» Source material

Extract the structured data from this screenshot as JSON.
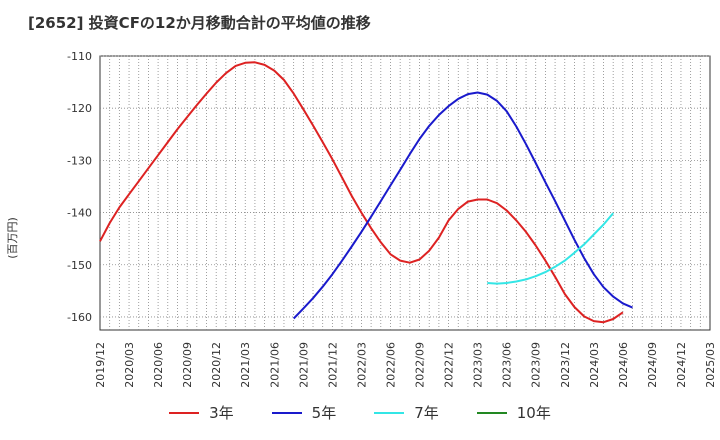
{
  "title": "[2652]  投資CFの12か月移動合計の平均値の推移",
  "chart_data": {
    "type": "line",
    "title": "[2652]  投資CFの12か月移動合計の平均値の推移",
    "xlabel": "",
    "ylabel": "(百万円)",
    "ylim": [
      -162.5,
      -110
    ],
    "yticks": [
      -110,
      -120,
      -130,
      -140,
      -150,
      -160
    ],
    "ytick_labels": [
      "-110",
      "-120",
      "-130",
      "-140",
      "-150",
      "-160"
    ],
    "xticks": [
      "2019/12",
      "2020/03",
      "2020/06",
      "2020/09",
      "2020/12",
      "2021/03",
      "2021/06",
      "2021/09",
      "2021/12",
      "2022/03",
      "2022/06",
      "2022/09",
      "2022/12",
      "2023/03",
      "2023/06",
      "2023/09",
      "2023/12",
      "2024/03",
      "2024/06",
      "2024/09",
      "2024/12",
      "2025/03"
    ],
    "grid": true,
    "legend_position": "bottom",
    "series": [
      {
        "name": "3年",
        "color": "#dd2222",
        "start_index": 0,
        "values": [
          -145.5,
          -142,
          -139,
          -136.5,
          -134,
          -131.5,
          -129,
          -126.5,
          -124,
          -121.7,
          -119.4,
          -117.2,
          -115.1,
          -113.3,
          -111.9,
          -111.3,
          -111.2,
          -111.7,
          -112.8,
          -114.6,
          -117.2,
          -120.2,
          -123.3,
          -126.5,
          -129.8,
          -133.3,
          -136.8,
          -140.0,
          -143.0,
          -145.7,
          -148.0,
          -149.2,
          -149.6,
          -149.0,
          -147.3,
          -144.8,
          -141.5,
          -139.3,
          -137.9,
          -137.5,
          -137.5,
          -138.2,
          -139.6,
          -141.5,
          -143.7,
          -146.3,
          -149.2,
          -152.3,
          -155.6,
          -158.1,
          -159.9,
          -160.8,
          -161.0,
          -160.4,
          -159.1
        ]
      },
      {
        "name": "5年",
        "color": "#1a1acc",
        "start_index": 20,
        "values": [
          -160.3,
          -158.4,
          -156.4,
          -154.2,
          -151.8,
          -149.2,
          -146.5,
          -143.7,
          -140.8,
          -137.8,
          -134.8,
          -131.8,
          -128.8,
          -125.9,
          -123.4,
          -121.3,
          -119.6,
          -118.2,
          -117.3,
          -117.0,
          -117.4,
          -118.6,
          -120.6,
          -123.5,
          -126.9,
          -130.5,
          -134.2,
          -137.8,
          -141.5,
          -145.2,
          -148.7,
          -151.8,
          -154.3,
          -156.1,
          -157.4,
          -158.2
        ]
      },
      {
        "name": "7年",
        "color": "#33e6e6",
        "start_index": 40,
        "values": [
          -153.5,
          -153.6,
          -153.5,
          -153.2,
          -152.8,
          -152.2,
          -151.4,
          -150.4,
          -149.2,
          -147.7,
          -146.1,
          -144.2,
          -142.3,
          -140.1
        ]
      },
      {
        "name": "10年",
        "color": "#228822",
        "start_index": 0,
        "values": []
      }
    ]
  }
}
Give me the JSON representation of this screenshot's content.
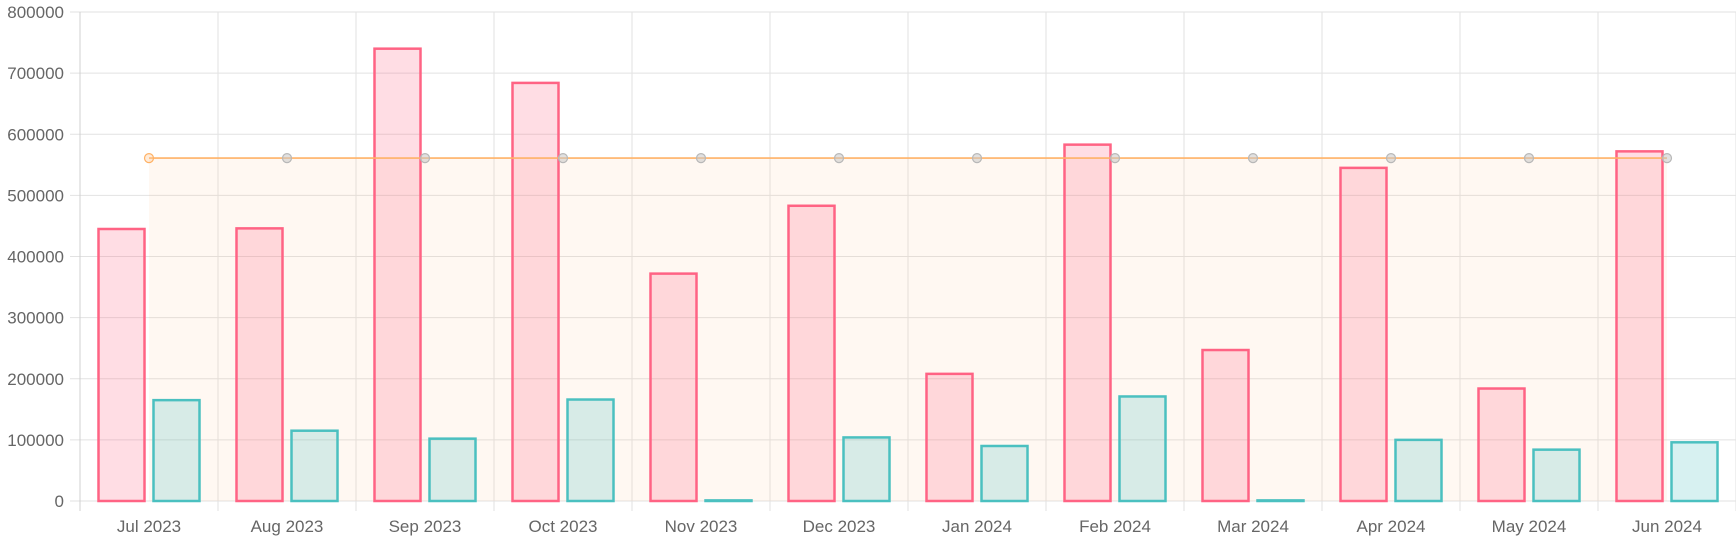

» Stated goal
Tell how many lines contain the word "screenshot", using only the number.

» Output for this task
2